* **Problem details**: Set all the material down again unchanged, without the pictures.

Some records
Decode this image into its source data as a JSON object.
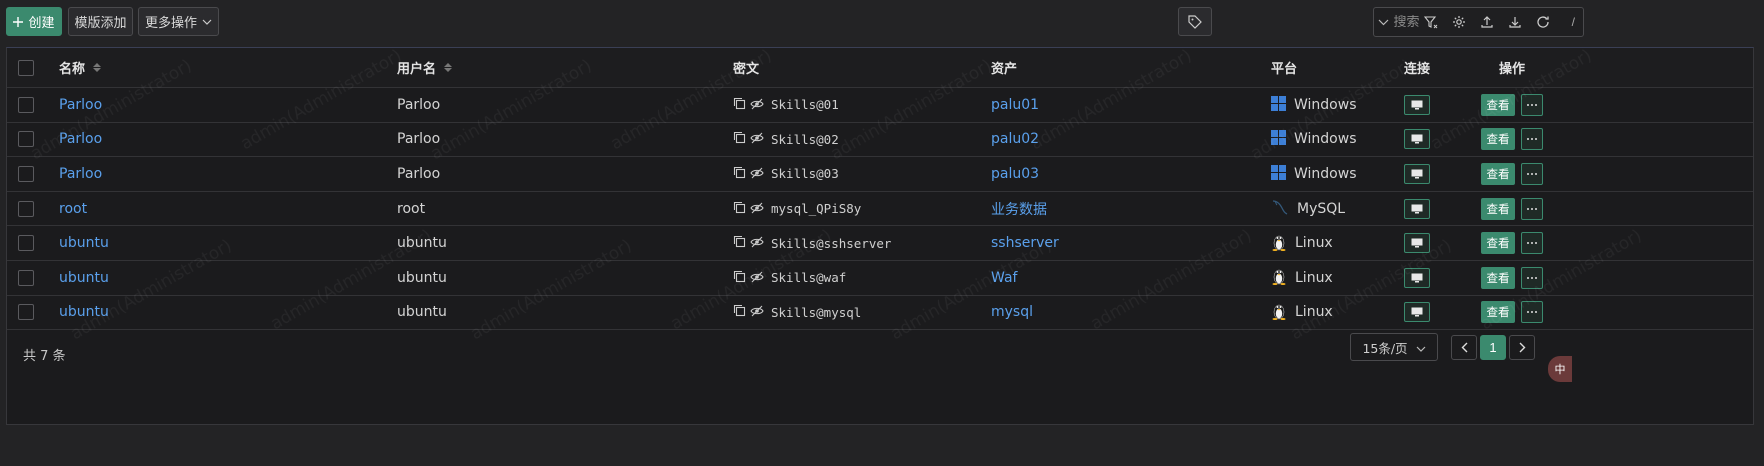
{
  "toolbar": {
    "create_label": "创建",
    "template_add_label": "模版添加",
    "more_actions_label": "更多操作",
    "search_placeholder": "搜索",
    "search_shortcut": "/"
  },
  "table": {
    "headers": {
      "name": "名称",
      "username": "用户名",
      "secret": "密文",
      "asset": "资产",
      "platform": "平台",
      "connect": "连接",
      "actions": "操作"
    },
    "rows": [
      {
        "name": "Parloo",
        "username": "Parloo",
        "secret": "Skills@01",
        "asset": "palu01",
        "platform": "Windows",
        "platform_icon": "windows-icon"
      },
      {
        "name": "Parloo",
        "username": "Parloo",
        "secret": "Skills@02",
        "asset": "palu02",
        "platform": "Windows",
        "platform_icon": "windows-icon"
      },
      {
        "name": "Parloo",
        "username": "Parloo",
        "secret": "Skills@03",
        "asset": "palu03",
        "platform": "Windows",
        "platform_icon": "windows-icon"
      },
      {
        "name": "root",
        "username": "root",
        "secret": "mysql_QPiS8y",
        "asset": "业务数据",
        "platform": "MySQL",
        "platform_icon": "mysql-icon"
      },
      {
        "name": "ubuntu",
        "username": "ubuntu",
        "secret": "Skills@sshserver",
        "asset": "sshserver",
        "platform": "Linux",
        "platform_icon": "linux-icon"
      },
      {
        "name": "ubuntu",
        "username": "ubuntu",
        "secret": "Skills@waf",
        "asset": "Waf",
        "platform": "Linux",
        "platform_icon": "linux-icon"
      },
      {
        "name": "ubuntu",
        "username": "ubuntu",
        "secret": "Skills@mysql",
        "asset": "mysql",
        "platform": "Linux",
        "platform_icon": "linux-icon"
      }
    ],
    "view_label": "查看"
  },
  "footer": {
    "total_label": "共 7 条",
    "page_size_label": "15条/页",
    "current_page": "1"
  },
  "watermark": "admin(Administrator)",
  "colors": {
    "accent": "#3b8a6e",
    "link": "#5aa0ec",
    "background": "#232325"
  }
}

* **Full response**:
Decode this image into its source data as a JSON object.
{
  "toolbar": {
    "create_label": "创建",
    "template_add_label": "模版添加",
    "more_actions_label": "更多操作",
    "search_placeholder": "搜索",
    "search_shortcut": "/"
  },
  "table": {
    "headers": {
      "name": "名称",
      "username": "用户名",
      "secret": "密文",
      "asset": "资产",
      "platform": "平台",
      "connect": "连接",
      "actions": "操作"
    },
    "rows": [
      {
        "name": "Parloo",
        "username": "Parloo",
        "secret": "Skills@01",
        "asset": "palu01",
        "platform": "Windows",
        "platform_icon": "windows-icon"
      },
      {
        "name": "Parloo",
        "username": "Parloo",
        "secret": "Skills@02",
        "asset": "palu02",
        "platform": "Windows",
        "platform_icon": "windows-icon"
      },
      {
        "name": "Parloo",
        "username": "Parloo",
        "secret": "Skills@03",
        "asset": "palu03",
        "platform": "Windows",
        "platform_icon": "windows-icon"
      },
      {
        "name": "root",
        "username": "root",
        "secret": "mysql_QPiS8y",
        "asset": "业务数据",
        "platform": "MySQL",
        "platform_icon": "mysql-icon"
      },
      {
        "name": "ubuntu",
        "username": "ubuntu",
        "secret": "Skills@sshserver",
        "asset": "sshserver",
        "platform": "Linux",
        "platform_icon": "linux-icon"
      },
      {
        "name": "ubuntu",
        "username": "ubuntu",
        "secret": "Skills@waf",
        "asset": "Waf",
        "platform": "Linux",
        "platform_icon": "linux-icon"
      },
      {
        "name": "ubuntu",
        "username": "ubuntu",
        "secret": "Skills@mysql",
        "asset": "mysql",
        "platform": "Linux",
        "platform_icon": "linux-icon"
      }
    ],
    "view_label": "查看"
  },
  "footer": {
    "total_label": "共 7 条",
    "page_size_label": "15条/页",
    "current_page": "1"
  },
  "watermark": "admin(Administrator)",
  "colors": {
    "accent": "#3b8a6e",
    "link": "#5aa0ec",
    "background": "#232325"
  }
}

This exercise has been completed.